> _SET TASK_
How many of the lines here include "page"? Answer with a single number.
--- START OF GIVEN INFORMATION ---
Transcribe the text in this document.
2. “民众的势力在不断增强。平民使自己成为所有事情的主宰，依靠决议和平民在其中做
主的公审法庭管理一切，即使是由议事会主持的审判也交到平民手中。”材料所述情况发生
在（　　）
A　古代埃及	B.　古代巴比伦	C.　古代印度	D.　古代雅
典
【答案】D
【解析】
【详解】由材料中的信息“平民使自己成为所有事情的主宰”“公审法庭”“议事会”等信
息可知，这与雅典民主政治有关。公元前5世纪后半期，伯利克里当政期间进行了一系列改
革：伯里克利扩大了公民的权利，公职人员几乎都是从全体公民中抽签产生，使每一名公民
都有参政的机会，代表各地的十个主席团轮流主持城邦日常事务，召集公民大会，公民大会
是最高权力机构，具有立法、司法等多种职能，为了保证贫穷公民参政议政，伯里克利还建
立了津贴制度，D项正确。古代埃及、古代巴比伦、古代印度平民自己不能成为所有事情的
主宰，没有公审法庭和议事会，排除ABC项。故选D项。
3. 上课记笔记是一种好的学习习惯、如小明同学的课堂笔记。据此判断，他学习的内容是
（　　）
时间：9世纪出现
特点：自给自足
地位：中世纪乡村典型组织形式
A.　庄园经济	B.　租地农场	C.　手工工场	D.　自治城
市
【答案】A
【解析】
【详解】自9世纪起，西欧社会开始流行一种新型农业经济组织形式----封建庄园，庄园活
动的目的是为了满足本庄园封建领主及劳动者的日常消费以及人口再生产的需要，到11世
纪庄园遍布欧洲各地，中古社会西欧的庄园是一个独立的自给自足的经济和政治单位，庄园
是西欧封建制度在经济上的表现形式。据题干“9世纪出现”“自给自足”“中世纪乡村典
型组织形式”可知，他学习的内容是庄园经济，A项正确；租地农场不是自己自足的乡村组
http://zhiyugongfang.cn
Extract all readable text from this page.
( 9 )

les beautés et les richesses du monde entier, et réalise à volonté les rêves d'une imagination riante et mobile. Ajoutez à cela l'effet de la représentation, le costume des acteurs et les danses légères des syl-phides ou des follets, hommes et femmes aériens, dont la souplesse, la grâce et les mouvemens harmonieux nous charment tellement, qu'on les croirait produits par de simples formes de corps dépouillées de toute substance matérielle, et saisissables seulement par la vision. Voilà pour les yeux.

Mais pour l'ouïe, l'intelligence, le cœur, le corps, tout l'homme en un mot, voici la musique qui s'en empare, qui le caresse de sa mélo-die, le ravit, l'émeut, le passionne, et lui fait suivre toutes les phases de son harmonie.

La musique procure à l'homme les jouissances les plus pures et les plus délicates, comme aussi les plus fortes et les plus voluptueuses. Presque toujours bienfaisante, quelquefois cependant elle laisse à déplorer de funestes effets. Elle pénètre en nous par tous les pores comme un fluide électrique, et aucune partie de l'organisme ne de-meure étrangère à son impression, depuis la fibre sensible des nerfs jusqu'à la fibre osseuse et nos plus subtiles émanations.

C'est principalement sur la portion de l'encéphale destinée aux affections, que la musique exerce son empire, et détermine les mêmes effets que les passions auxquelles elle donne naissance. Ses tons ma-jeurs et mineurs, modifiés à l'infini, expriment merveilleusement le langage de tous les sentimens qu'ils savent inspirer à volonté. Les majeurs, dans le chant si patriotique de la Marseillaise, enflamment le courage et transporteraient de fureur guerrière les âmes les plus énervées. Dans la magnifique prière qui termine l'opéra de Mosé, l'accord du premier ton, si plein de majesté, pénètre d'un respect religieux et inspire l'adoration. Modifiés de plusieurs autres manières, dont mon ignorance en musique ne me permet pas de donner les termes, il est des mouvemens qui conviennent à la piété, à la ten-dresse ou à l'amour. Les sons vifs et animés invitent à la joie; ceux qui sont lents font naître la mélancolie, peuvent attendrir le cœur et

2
--- END OF GIVEN INFORMATION ---
--- START OF GIVEN INFORMATION ---
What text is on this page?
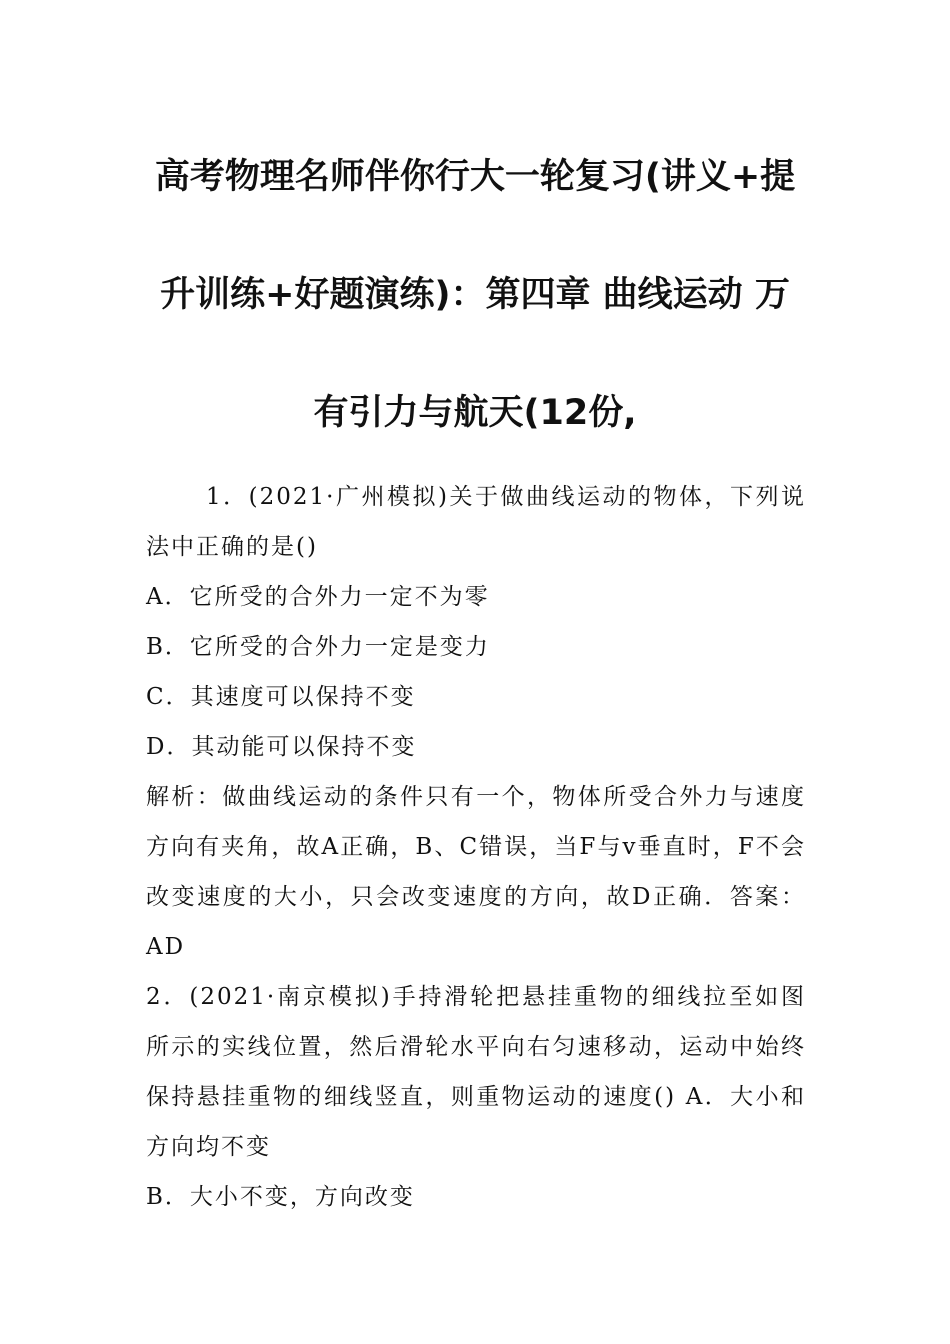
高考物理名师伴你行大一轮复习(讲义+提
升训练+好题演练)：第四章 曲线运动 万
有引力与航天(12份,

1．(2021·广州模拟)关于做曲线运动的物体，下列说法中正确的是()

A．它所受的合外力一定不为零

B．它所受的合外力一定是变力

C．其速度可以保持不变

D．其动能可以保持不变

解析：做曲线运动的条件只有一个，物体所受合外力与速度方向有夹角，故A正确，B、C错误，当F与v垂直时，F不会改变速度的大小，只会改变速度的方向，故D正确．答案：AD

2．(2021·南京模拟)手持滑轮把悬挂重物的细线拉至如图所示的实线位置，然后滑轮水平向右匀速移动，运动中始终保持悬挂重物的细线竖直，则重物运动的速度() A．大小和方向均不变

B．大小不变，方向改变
--- END OF GIVEN INFORMATION ---
> _THE RESULT_
2